- [TASK INSTRUCTIONS]:
Identify all lines in the listing that include the word "examination", and copy them out.

[Data entries]

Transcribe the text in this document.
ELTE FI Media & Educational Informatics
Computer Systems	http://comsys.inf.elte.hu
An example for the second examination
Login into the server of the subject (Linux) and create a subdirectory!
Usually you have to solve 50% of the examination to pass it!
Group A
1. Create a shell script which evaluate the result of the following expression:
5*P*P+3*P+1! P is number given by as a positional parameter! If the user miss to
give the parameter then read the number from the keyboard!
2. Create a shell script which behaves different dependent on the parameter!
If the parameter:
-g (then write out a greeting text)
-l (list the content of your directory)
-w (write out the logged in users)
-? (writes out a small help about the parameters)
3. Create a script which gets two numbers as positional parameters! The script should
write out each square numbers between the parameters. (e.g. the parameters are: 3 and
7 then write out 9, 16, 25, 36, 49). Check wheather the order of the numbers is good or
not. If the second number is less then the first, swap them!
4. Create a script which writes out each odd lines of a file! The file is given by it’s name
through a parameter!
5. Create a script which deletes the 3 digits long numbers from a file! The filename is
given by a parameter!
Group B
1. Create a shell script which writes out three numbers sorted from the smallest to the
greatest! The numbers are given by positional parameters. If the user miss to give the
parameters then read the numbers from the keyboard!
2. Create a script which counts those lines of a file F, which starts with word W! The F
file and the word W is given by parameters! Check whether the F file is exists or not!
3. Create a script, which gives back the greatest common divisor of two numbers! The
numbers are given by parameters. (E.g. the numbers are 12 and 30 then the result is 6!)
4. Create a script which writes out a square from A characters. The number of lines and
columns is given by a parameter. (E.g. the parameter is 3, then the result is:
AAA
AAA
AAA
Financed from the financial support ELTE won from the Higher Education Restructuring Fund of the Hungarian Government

- [OUTPUT FOR THIS EXERCISE]:
An example for the second examination
Usually you have to solve 50% of the examination to pass it!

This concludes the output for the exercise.